Reply only with how many lines contain the word "lisäksi".

MATERIAL SUPPLIED
------------------------------------
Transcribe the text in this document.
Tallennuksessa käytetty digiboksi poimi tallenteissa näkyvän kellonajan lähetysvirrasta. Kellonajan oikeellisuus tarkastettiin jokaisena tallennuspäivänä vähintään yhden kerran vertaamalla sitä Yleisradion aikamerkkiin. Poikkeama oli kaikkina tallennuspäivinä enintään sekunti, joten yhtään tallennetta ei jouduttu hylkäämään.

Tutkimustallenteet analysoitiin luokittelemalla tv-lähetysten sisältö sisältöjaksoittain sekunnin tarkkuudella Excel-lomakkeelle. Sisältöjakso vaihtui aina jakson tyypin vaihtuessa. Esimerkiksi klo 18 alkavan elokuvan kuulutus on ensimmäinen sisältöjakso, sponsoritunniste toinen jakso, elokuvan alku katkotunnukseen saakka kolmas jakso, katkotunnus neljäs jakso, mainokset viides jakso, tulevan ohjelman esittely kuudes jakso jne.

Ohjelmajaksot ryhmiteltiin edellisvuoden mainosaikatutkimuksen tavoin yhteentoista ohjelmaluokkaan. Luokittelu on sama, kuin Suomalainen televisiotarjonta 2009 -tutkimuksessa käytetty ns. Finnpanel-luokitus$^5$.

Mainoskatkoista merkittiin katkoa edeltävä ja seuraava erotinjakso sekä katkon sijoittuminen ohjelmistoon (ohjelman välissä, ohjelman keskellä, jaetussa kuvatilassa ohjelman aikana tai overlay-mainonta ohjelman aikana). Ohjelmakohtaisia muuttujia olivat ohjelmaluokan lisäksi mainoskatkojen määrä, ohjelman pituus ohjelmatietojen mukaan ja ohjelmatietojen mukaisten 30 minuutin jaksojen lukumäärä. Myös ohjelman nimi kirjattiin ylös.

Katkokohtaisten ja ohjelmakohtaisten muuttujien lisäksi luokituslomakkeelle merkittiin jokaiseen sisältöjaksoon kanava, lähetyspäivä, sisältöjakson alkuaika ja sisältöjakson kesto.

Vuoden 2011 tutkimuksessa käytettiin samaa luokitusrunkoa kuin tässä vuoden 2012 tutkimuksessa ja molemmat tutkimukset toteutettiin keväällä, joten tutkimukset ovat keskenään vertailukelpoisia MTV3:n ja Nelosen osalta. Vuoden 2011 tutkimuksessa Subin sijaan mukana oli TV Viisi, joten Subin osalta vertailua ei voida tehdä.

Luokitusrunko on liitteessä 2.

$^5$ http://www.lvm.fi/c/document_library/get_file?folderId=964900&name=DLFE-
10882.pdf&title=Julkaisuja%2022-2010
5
------------------------------------
SOLUTION FOR THIS EXERCISE
2